** What is asked **
Lay out every item below as a two-column Markdown table, with the row number under "No." and the full line under "Item", one line per row. Leave out blank lines.

** Records for processing **
□ □ □ □ □ □ □

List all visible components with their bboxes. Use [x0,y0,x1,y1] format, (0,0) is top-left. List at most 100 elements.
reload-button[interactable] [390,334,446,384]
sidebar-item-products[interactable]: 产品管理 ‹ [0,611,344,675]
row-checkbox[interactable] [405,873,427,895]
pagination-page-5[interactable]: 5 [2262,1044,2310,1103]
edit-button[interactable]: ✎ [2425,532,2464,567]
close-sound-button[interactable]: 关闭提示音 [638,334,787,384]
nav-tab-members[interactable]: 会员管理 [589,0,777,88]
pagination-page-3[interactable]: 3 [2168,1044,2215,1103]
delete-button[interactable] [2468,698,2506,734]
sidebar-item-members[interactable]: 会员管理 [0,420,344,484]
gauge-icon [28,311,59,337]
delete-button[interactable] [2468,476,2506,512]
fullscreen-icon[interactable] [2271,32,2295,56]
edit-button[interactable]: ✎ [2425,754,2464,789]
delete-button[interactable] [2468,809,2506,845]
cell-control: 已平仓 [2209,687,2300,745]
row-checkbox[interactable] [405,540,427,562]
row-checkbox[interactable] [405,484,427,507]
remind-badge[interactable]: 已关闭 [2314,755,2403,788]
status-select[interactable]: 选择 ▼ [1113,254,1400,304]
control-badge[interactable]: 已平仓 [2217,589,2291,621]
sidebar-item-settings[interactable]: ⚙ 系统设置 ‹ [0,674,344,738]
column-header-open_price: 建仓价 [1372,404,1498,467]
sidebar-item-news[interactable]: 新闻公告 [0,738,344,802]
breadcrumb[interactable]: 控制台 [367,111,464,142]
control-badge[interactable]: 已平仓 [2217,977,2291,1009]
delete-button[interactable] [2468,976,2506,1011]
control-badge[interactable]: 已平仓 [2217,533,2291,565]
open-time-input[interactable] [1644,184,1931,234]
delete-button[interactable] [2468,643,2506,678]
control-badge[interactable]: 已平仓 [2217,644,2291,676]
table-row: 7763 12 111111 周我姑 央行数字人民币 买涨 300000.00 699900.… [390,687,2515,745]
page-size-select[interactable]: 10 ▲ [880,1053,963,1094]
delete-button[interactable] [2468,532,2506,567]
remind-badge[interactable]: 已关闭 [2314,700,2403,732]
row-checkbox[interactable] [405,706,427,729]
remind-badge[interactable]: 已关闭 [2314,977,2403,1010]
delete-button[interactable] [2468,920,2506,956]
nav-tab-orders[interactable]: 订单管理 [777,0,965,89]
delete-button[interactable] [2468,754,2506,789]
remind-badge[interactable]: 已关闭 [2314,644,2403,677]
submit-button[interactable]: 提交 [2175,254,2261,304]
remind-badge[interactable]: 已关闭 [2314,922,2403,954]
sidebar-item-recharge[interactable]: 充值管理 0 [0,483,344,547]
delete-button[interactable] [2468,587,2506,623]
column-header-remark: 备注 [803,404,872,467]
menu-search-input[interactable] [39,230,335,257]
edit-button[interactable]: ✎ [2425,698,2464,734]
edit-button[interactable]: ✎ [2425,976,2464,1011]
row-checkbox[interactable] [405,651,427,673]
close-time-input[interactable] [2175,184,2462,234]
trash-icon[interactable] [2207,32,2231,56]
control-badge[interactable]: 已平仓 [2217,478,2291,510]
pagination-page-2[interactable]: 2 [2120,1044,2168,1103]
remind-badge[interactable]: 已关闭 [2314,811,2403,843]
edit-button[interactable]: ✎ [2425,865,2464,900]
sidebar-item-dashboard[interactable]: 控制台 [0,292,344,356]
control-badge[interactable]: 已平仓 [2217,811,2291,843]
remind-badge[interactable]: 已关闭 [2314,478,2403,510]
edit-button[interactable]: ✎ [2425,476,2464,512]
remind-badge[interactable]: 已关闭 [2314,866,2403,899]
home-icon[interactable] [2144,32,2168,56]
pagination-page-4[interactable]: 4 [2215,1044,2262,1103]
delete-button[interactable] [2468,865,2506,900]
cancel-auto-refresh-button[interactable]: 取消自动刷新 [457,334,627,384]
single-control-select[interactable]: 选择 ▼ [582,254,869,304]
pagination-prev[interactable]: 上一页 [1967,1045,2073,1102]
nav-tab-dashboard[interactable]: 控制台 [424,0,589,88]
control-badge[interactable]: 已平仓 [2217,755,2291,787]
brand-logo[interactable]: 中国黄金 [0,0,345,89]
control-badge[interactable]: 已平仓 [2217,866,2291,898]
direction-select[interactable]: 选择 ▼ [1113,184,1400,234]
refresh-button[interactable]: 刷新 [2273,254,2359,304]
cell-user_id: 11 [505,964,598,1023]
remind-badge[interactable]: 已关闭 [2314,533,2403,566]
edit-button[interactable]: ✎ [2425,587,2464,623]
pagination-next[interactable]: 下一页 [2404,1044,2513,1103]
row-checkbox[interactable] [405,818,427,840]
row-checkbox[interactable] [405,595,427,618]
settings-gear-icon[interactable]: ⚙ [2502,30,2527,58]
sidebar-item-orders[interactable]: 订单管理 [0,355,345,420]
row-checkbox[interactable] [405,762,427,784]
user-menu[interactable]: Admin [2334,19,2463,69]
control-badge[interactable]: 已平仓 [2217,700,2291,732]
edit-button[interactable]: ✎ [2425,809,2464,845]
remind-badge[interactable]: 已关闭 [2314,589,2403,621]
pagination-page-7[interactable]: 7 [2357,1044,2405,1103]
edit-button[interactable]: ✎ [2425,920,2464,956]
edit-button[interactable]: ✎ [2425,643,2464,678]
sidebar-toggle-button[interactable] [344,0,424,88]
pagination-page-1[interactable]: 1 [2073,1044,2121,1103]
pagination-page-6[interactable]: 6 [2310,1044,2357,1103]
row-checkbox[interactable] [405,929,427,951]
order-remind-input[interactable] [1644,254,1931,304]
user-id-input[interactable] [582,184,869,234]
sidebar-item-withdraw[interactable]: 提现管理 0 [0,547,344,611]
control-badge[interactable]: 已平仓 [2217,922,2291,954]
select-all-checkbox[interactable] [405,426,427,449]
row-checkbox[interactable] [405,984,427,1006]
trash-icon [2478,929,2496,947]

□ □ □ □ □ □ □

** Answer to this exercise **
| No. | Item |
|---|---|
| 1 | List all visible components with their bboxes. Use [x0,y0,x1,y1] format, (0,0) is top-left. List at most 100 elements. |
| 2 | reload-button[interactable] [390,334,446,384] |
| 3 | sidebar-item-products[interactable]: 产品管理 ‹ [0,611,344,675] |
| 4 | row-checkbox[interactable] [405,873,427,895] |
| 5 | pagination-page-5[interactable]: 5 [2262,1044,2310,1103] |
| 6 | edit-button[interactable]: ✎ [2425,532,2464,567] |
| 7 | close-sound-button[interactable]: 关闭提示音 [638,334,787,384] |
| 8 | nav-tab-members[interactable]: 会员管理 [589,0,777,88] |
| 9 | pagination-page-3[interactable]: 3 [2168,1044,2215,1103] |
| 10 | delete-button[interactable] [2468,698,2506,734] |
| 11 | sidebar-item-members[interactable]: 会员管理 [0,420,344,484] |
| 12 | gauge-icon [28,311,59,337] |
| 13 | delete-button[interactable] [2468,476,2506,512] |
| 14 | fullscreen-icon[interactable] [2271,32,2295,56] |
| 15 | edit-button[interactable]: ✎ [2425,754,2464,789] |
| 16 | delete-button[interactable] [2468,809,2506,845] |
| 17 | cell-control: 已平仓 [2209,687,2300,745] |
| 18 | row-checkbox[interactable] [405,540,427,562] |
| 19 | row-checkbox[interactable] [405,484,427,507] |
| 20 | remind-badge[interactable]: 已关闭 [2314,755,2403,788] |
| 21 | status-select[interactable]: 选择 ▼ [1113,254,1400,304] |
| 22 | control-badge[interactable]: 已平仓 [2217,589,2291,621] |
| 23 | sidebar-item-settings[interactable]: ⚙ 系统设置 ‹ [0,674,344,738] |
| 24 | column-header-open_price: 建仓价 [1372,404,1498,467] |
| 25 | sidebar-item-news[interactable]: 新闻公告 [0,738,344,802] |
| 26 | breadcrumb[interactable]: 控制台 [367,111,464,142] |
| 27 | control-badge[interactable]: 已平仓 [2217,977,2291,1009] |
| 28 | delete-button[interactable] [2468,976,2506,1011] |
| 29 | control-badge[interactable]: 已平仓 [2217,533,2291,565] |
| 30 | open-time-input[interactable] [1644,184,1931,234] |
| 31 | delete-button[interactable] [2468,643,2506,678] |
| 32 | control-badge[interactable]: 已平仓 [2217,644,2291,676] |
| 33 | table-row: 7763 12 111111 周我姑 央行数字人民币 买涨 300000.00 699900.… [390,687,2515,745] |
| 34 | page-size-select[interactable]: 10 ▲ [880,1053,963,1094] |
| 35 | delete-button[interactable] [2468,532,2506,567] |
| 36 | remind-badge[interactable]: 已关闭 [2314,700,2403,732] |
| 37 | row-checkbox[interactable] [405,706,427,729] |
| 38 | remind-badge[interactable]: 已关闭 [2314,977,2403,1010] |
| 39 | delete-button[interactable] [2468,920,2506,956] |
| 40 | nav-tab-orders[interactable]: 订单管理 [777,0,965,89] |
| 41 | delete-button[interactable] [2468,754,2506,789] |
| 42 | remind-badge[interactable]: 已关闭 [2314,644,2403,677] |
| 43 | submit-button[interactable]: 提交 [2175,254,2261,304] |
| 44 | remind-badge[interactable]: 已关闭 [2314,922,2403,954] |
| 45 | sidebar-item-recharge[interactable]: 充值管理 0 [0,483,344,547] |
| 46 | delete-button[interactable] [2468,587,2506,623] |
| 47 | column-header-remark: 备注 [803,404,872,467] |
| 48 | menu-search-input[interactable] [39,230,335,257] |
| 49 | edit-button[interactable]: ✎ [2425,698,2464,734] |
| 50 | edit-button[interactable]: ✎ [2425,976,2464,1011] |
| 51 | row-checkbox[interactable] [405,651,427,673] |
| 52 | close-time-input[interactable] [2175,184,2462,234] |
| 53 | trash-icon[interactable] [2207,32,2231,56] |
| 54 | control-badge[interactable]: 已平仓 [2217,478,2291,510] |
| 55 | pagination-page-2[interactable]: 2 [2120,1044,2168,1103] |
| 56 | remind-badge[interactable]: 已关闭 [2314,811,2403,843] |
| 57 | edit-button[interactable]: ✎ [2425,865,2464,900] |
| 58 | sidebar-item-dashboard[interactable]: 控制台 [0,292,344,356] |
| 59 | control-badge[interactable]: 已平仓 [2217,811,2291,843] |
| 60 | remind-badge[interactable]: 已关闭 [2314,478,2403,510] |
| 61 | edit-button[interactable]: ✎ [2425,476,2464,512] |
| 62 | remind-badge[interactable]: 已关闭 [2314,866,2403,899] |
| 63 | home-icon[interactable] [2144,32,2168,56] |
| 64 | pagination-page-4[interactable]: 4 [2215,1044,2262,1103] |
| 65 | delete-button[interactable] [2468,865,2506,900] |
| 66 | cancel-auto-refresh-button[interactable]: 取消自动刷新 [457,334,627,384] |
| 67 | single-control-select[interactable]: 选择 ▼ [582,254,869,304] |
| 68 | pagination-prev[interactable]: 上一页 [1967,1045,2073,1102] |
| 69 | nav-tab-dashboard[interactable]: 控制台 [424,0,589,88] |
| 70 | control-badge[interactable]: 已平仓 [2217,755,2291,787] |
| 71 | brand-logo[interactable]: 中国黄金 [0,0,345,89] |
| 72 | control-badge[interactable]: 已平仓 [2217,866,2291,898] |
| 73 | direction-select[interactable]: 选择 ▼ [1113,184,1400,234] |
| 74 | refresh-button[interactable]: 刷新 [2273,254,2359,304] |
| 75 | cell-user_id: 11 [505,964,598,1023] |
| 76 | remind-badge[interactable]: 已关闭 [2314,533,2403,566] |
| 77 | edit-button[interactable]: ✎ [2425,587,2464,623] |
| 78 | pagination-next[interactable]: 下一页 [2404,1044,2513,1103] |
| 79 | row-checkbox[interactable] [405,818,427,840] |
| 80 | row-checkbox[interactable] [405,595,427,618] |
| 81 | settings-gear-icon[interactable]: ⚙ [2502,30,2527,58] |
| 82 | sidebar-item-orders[interactable]: 订单管理 [0,355,345,420] |
| 83 | row-checkbox[interactable] [405,762,427,784] |
| 84 | user-menu[interactable]: Admin [2334,19,2463,69] |
| 85 | control-badge[interactable]: 已平仓 [2217,700,2291,732] |
| 86 | edit-button[interactable]: ✎ [2425,809,2464,845] |
| 87 | remind-badge[interactable]: 已关闭 [2314,589,2403,621] |
| 88 | pagination-page-7[interactable]: 7 [2357,1044,2405,1103] |
| 89 | edit-button[interactable]: ✎ [2425,920,2464,956] |
| 90 | edit-button[interactable]: ✎ [2425,643,2464,678] |
| 91 | sidebar-toggle-button[interactable] [344,0,424,88] |
| 92 | pagination-page-1[interactable]: 1 [2073,1044,2121,1103] |
| 93 | pagination-page-6[interactable]: 6 [2310,1044,2357,1103] |
| 94 | row-checkbox[interactable] [405,929,427,951] |
| 95 | order-remind-input[interactable] [1644,254,1931,304] |
| 96 | user-id-input[interactable] [582,184,869,234] |
| 97 | sidebar-item-withdraw[interactable]: 提现管理 0 [0,547,344,611] |
| 98 | control-badge[interactable]: 已平仓 [2217,922,2291,954] |
| 99 | select-all-checkbox[interactable] [405,426,427,449] |
| 100 | row-checkbox[interactable] [405,984,427,1006] |
| 101 | trash-icon [2478,929,2496,947] |